» Text provided:

§ §

Gary is a friend of mine through the band, Savoir Adore, and after having such a great experience working with him on “Until Our Eyes Adjust,” we decided to record the rest of what was to be “Yellow Lights” with him in the late Winter/Spring of 2011.
MB: How have you evolved from 2010 into 2011, and approaching 2012? Do you have any goals that you’ve set?
Alexa Cabellon: Being in the studio in 2011 and going through the whole recording process has been such a learning experience for us. It’s really made us tighter as a band, and definitely more than just an extension of my solo project. It’s also given us a clear idea of what sound we’re looking for in the newer songs (post-”Yellow Lights!”) that I’m beginning to write and arrange with the rest of the band.
Approaching 2012, we’re working towards writing a full length album and getting back into the studio to record that. We’d also like to do more weekend runs outside of New York City – we just got back on Sunday from doing three shows in Philadelphia, Charlottesville, Virginia, and Arlington, Virginia/D.C.! I think we’ll probably be back down in DC sooner than later, but hopefully we can make our way up north soon, as well. Now that we’re playing CMJ this year, I’d love to make it down to SXSW in Austin next year, but I know that’s going to take a lot of coordination that needs to be in the works already. If not 2012, definitely 2013.
MB: You’re playing at the CMJ showcase this weekend at The Rock Shop in NYC this Saturday. What should your fans expect and what type of ambiance do you intend to create for your audience?
Alexa Cabellon: We’re so excited to play our first CMJ this year! It’s been a busy month for us – we’ve played four dates this month out of state, which is way more than usual for us in one month. Since we only have half an hour, we’ll be running through “Yellow Lights,” and playing a new tune or two that hasn’t been recorded yet. We will definitely be taking people into that ethereal/ambient world, but there are a few rockers in our set – you’ve been warned!
MB: What’s your opinion on the “indie” pop or indie rock sounds that are creeping into mainstream music charts – for example, Foster the People – typically dominated by pure Pop, hip hop and electronic sounds these days? Where would you like to see your group one day?

§ §

» Data provided:

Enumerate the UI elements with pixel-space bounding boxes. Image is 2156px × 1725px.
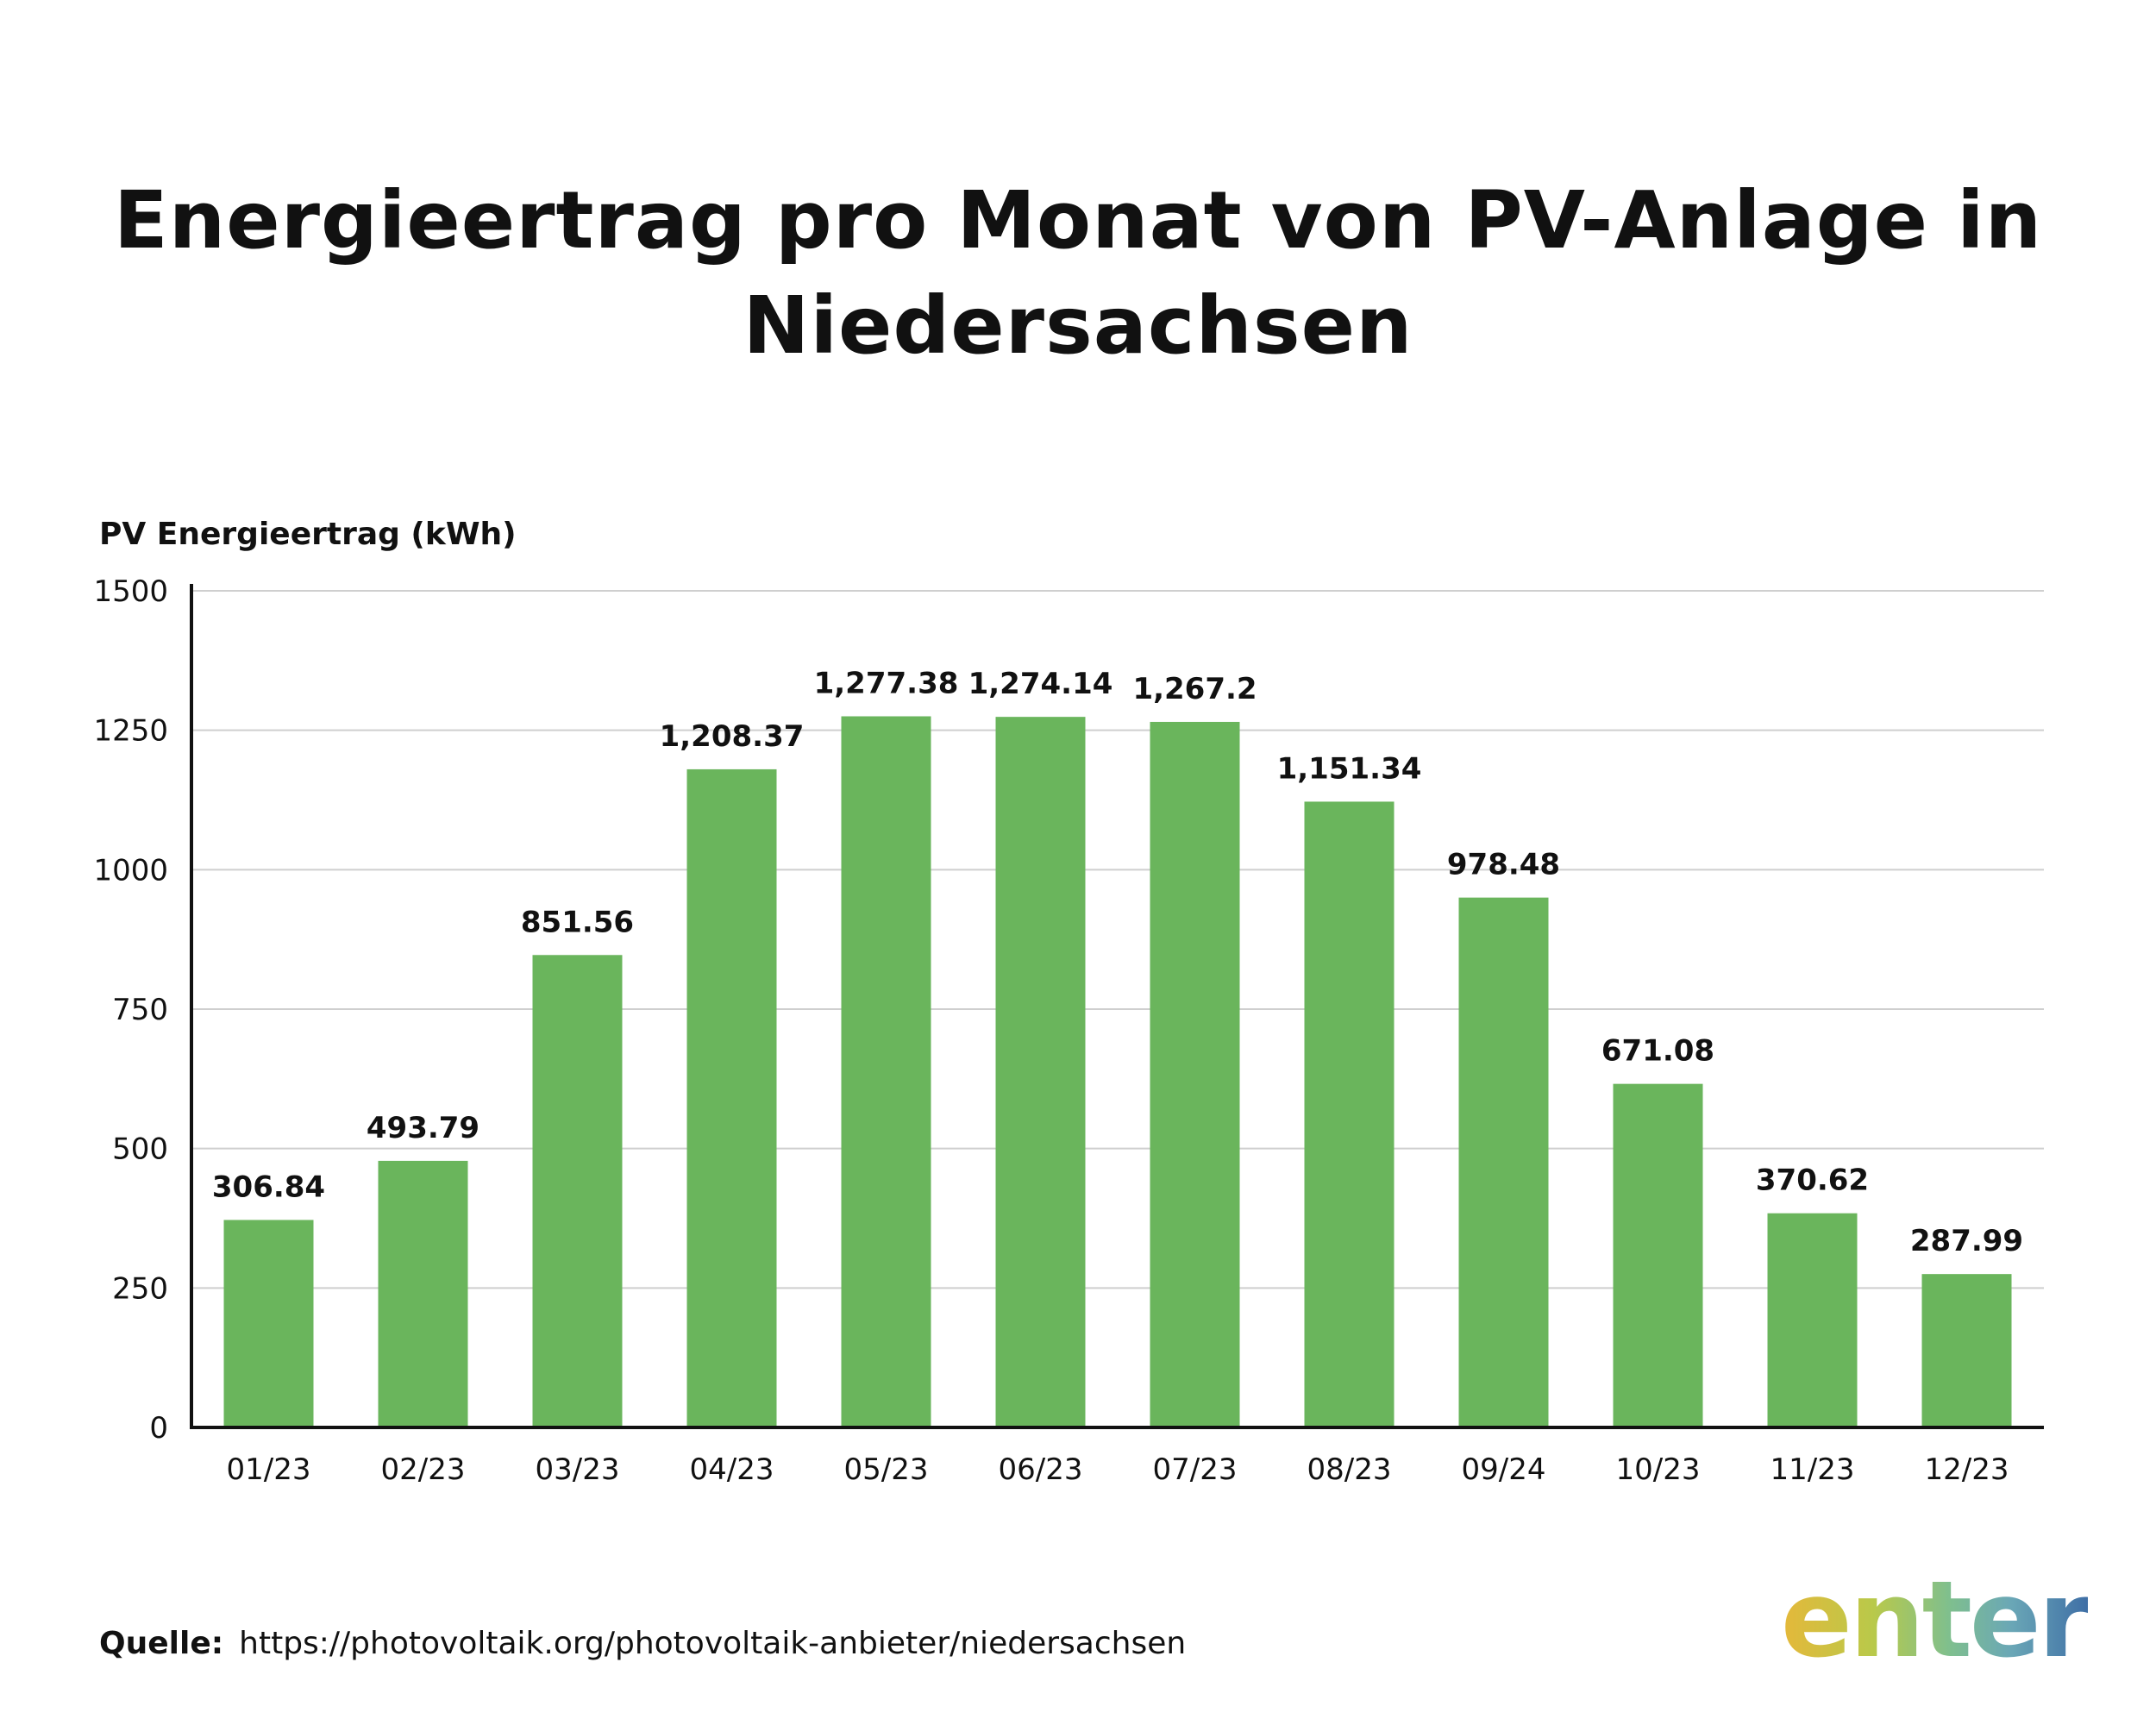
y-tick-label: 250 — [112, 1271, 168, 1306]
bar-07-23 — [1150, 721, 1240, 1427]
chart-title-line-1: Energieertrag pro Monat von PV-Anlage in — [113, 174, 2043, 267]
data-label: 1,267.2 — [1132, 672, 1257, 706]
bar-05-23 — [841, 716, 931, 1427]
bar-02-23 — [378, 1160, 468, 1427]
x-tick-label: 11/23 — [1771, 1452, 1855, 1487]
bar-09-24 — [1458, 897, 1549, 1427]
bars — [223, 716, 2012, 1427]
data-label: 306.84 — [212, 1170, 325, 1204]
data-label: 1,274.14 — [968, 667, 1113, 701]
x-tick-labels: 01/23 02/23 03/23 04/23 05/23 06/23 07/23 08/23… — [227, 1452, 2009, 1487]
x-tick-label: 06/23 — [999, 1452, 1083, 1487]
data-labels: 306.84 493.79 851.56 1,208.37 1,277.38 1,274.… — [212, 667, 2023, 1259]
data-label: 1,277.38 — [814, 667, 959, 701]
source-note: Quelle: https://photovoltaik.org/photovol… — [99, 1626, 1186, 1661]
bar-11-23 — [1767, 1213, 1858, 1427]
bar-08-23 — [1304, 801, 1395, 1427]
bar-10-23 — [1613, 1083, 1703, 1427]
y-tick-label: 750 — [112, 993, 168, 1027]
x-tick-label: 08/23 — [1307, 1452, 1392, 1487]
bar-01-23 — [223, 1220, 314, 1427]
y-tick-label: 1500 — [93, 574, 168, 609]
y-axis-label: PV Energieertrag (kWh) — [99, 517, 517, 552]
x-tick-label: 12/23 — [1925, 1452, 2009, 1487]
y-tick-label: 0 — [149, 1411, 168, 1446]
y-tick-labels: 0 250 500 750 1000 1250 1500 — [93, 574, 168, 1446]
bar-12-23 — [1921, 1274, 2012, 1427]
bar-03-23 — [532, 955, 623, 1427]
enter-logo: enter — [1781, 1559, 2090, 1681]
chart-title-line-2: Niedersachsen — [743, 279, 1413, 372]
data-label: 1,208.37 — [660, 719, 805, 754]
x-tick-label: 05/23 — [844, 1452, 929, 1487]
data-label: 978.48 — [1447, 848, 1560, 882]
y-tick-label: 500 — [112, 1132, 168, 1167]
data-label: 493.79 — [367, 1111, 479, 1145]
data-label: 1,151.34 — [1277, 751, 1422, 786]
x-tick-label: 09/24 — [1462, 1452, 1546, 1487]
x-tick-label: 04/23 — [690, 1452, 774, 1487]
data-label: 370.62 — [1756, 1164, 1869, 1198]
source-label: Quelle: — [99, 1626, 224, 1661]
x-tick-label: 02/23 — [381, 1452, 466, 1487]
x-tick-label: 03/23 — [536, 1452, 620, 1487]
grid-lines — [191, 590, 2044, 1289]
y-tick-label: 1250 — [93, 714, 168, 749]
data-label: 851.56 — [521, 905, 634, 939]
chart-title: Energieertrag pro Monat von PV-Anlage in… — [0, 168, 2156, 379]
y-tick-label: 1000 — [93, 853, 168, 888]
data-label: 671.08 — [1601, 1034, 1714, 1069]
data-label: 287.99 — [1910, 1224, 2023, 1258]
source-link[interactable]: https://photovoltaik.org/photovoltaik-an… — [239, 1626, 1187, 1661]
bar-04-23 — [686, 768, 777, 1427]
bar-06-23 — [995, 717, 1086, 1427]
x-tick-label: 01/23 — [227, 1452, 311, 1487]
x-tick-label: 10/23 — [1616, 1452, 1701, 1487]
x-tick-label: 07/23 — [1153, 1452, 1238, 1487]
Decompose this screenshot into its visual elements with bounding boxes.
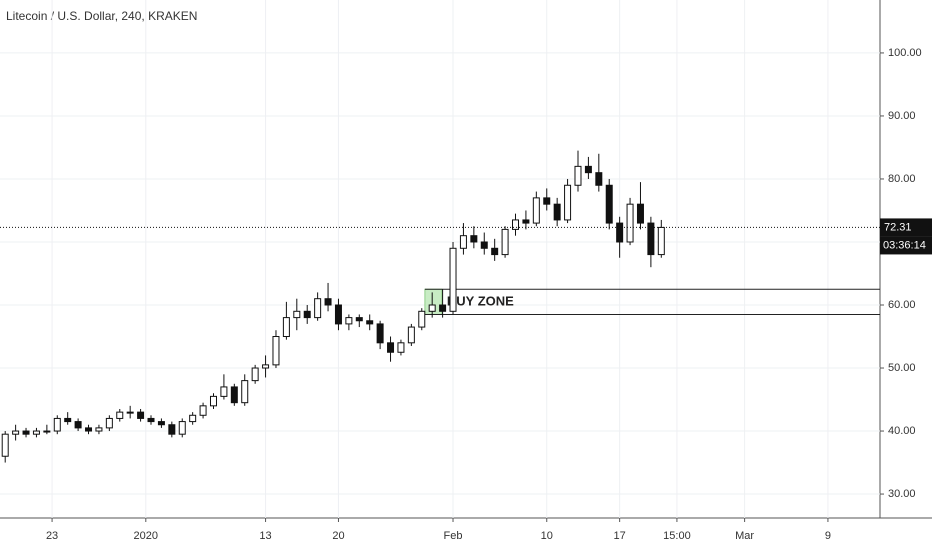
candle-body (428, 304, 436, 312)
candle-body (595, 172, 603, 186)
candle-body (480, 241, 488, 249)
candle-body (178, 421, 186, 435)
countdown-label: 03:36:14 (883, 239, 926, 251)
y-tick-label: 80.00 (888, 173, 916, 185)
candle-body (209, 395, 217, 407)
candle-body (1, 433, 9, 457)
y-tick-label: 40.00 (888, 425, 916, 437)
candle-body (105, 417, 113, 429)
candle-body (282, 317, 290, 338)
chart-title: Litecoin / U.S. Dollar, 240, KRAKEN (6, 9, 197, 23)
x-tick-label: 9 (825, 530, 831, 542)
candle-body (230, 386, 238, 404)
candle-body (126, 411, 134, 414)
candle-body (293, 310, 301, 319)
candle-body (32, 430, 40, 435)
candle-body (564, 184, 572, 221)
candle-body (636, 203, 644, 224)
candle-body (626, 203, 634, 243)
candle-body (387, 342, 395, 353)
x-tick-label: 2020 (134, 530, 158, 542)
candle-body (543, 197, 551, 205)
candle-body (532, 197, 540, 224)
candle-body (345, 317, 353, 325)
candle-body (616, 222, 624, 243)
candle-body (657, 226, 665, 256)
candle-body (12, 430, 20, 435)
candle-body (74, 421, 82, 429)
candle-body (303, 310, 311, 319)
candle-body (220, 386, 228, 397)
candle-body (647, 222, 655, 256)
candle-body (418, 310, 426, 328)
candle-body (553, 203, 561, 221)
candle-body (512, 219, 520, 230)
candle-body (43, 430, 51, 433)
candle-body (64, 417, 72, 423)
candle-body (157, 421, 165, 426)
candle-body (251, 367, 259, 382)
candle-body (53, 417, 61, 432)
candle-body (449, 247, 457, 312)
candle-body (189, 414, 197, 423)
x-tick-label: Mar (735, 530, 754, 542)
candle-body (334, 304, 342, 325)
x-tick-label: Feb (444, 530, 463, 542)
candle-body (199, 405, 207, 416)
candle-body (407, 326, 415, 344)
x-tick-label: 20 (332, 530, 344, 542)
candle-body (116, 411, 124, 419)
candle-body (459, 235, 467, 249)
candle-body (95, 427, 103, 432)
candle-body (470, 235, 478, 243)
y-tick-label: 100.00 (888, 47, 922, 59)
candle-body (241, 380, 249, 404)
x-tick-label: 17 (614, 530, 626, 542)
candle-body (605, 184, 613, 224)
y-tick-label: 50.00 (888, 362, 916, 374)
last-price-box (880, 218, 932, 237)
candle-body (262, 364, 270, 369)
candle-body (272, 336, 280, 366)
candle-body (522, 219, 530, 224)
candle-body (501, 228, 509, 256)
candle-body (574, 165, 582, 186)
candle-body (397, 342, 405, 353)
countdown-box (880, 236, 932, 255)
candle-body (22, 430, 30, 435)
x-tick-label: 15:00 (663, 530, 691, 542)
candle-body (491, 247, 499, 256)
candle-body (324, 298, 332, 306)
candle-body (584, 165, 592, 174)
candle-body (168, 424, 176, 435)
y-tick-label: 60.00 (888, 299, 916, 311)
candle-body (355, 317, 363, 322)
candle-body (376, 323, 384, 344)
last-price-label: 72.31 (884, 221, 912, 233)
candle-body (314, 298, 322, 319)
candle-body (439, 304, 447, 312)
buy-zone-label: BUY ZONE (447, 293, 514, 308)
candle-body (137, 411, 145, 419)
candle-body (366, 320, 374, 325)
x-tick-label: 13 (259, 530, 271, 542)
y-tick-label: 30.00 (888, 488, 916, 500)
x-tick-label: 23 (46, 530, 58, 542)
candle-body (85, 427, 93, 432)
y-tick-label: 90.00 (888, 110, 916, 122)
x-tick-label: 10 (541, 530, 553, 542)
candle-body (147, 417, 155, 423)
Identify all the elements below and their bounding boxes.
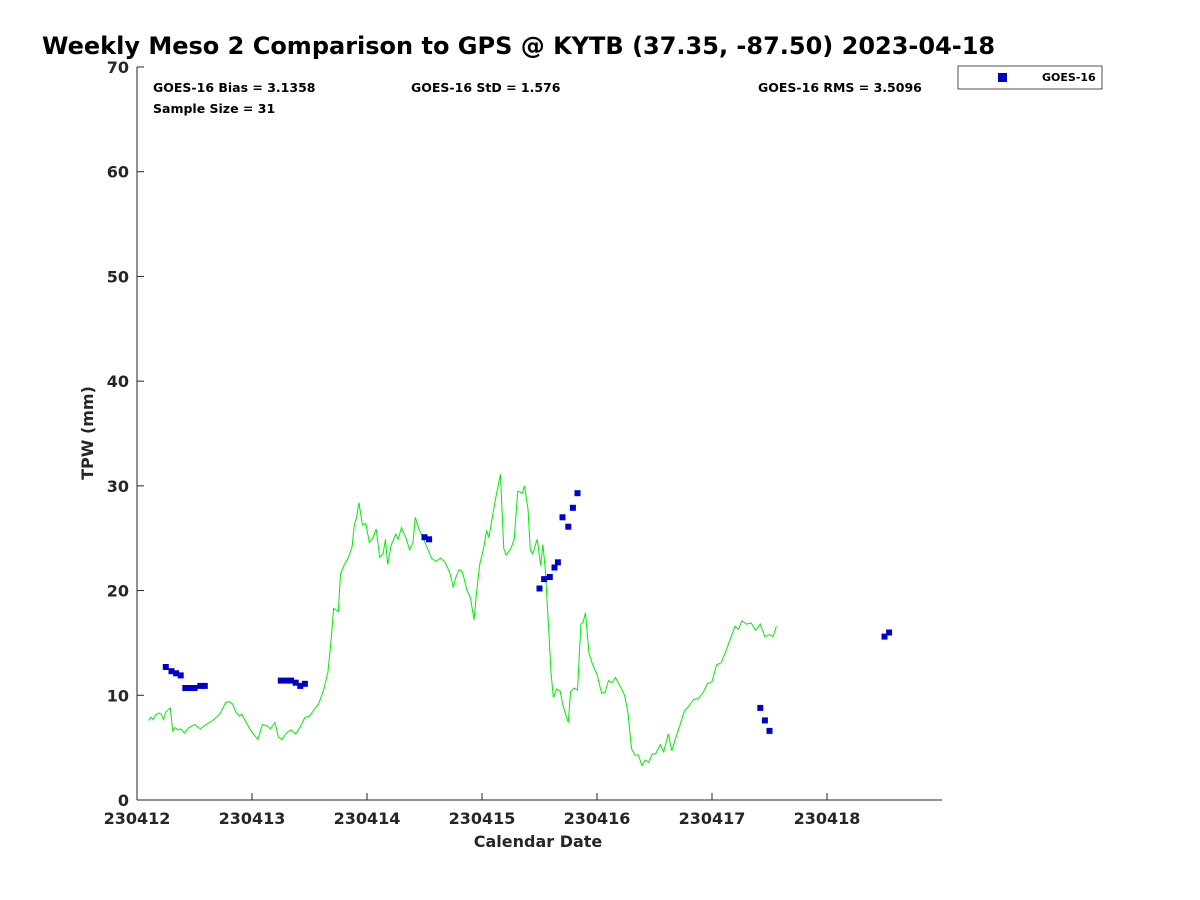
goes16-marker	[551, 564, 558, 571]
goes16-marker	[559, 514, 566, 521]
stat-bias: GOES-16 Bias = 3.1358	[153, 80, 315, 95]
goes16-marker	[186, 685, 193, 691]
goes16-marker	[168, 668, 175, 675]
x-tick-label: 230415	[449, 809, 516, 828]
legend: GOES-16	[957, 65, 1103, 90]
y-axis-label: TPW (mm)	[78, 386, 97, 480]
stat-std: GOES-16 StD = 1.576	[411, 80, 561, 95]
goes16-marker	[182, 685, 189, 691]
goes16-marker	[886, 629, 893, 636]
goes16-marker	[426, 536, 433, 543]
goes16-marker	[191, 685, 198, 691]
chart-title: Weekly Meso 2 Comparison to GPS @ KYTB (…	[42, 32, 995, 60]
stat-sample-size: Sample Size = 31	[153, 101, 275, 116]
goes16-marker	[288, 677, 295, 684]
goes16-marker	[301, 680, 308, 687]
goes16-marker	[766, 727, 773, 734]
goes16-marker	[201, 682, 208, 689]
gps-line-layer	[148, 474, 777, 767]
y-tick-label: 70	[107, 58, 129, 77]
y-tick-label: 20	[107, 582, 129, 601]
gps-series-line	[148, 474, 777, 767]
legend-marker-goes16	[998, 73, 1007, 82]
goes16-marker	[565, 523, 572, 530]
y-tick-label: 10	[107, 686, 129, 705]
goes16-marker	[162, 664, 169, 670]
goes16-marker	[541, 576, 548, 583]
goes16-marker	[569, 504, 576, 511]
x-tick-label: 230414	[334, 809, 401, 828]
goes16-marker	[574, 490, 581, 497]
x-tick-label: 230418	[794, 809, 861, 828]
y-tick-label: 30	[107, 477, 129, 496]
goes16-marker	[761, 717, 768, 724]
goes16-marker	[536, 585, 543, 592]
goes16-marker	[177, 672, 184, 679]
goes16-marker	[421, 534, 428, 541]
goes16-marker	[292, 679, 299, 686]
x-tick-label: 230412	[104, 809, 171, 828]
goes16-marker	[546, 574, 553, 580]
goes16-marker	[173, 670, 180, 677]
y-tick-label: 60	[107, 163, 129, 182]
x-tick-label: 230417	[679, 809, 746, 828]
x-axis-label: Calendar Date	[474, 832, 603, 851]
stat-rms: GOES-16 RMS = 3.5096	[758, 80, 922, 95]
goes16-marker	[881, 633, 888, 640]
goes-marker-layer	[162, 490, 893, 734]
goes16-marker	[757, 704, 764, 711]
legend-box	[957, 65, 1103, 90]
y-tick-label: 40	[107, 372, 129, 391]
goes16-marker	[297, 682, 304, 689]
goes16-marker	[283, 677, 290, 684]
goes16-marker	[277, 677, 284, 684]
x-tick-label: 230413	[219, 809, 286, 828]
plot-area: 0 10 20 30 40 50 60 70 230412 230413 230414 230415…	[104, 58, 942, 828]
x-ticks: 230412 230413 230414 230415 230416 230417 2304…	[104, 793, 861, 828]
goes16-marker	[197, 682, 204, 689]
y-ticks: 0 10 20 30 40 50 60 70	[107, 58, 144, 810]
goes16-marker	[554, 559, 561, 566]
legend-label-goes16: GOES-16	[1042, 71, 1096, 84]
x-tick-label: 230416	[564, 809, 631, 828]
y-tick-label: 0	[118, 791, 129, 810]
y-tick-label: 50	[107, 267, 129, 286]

§ §

» Things to do:
(a) Using the interview, state whether each statement agrees with it, answering yes or no and quoting the words that decide it: (i) The band recorded the rest of "Yellow Lights" with Gary in the late Winter/Spring of 2011. (ii) The band had played CMJ before this year. (iii) The band's CMJ set runs a full hour.
(b) Identify every line in the records that contains the string "labels".

» Exercise results:
(a)
(i) Yes: "we decided to record the rest of what was to be “Yellow Lights” with him in the late Winter/Spring of 2011."
(ii) No: "We’re so excited to play our first CMJ this year!"
(iii) No: "Since we only have half an hour"

(b)
x-tick-labels: 01/23 02/23 03/23 04/23 05/23 06/23 07/23 08/23… — [227, 1452, 2009, 1487]
data-labels: 306.84 493.79 851.56 1,208.37 1,277.38 1,274.… — [212, 667, 2023, 1259]
y-tick-labels: 0 250 500 750 1000 1250 1500 — [93, 574, 168, 1446]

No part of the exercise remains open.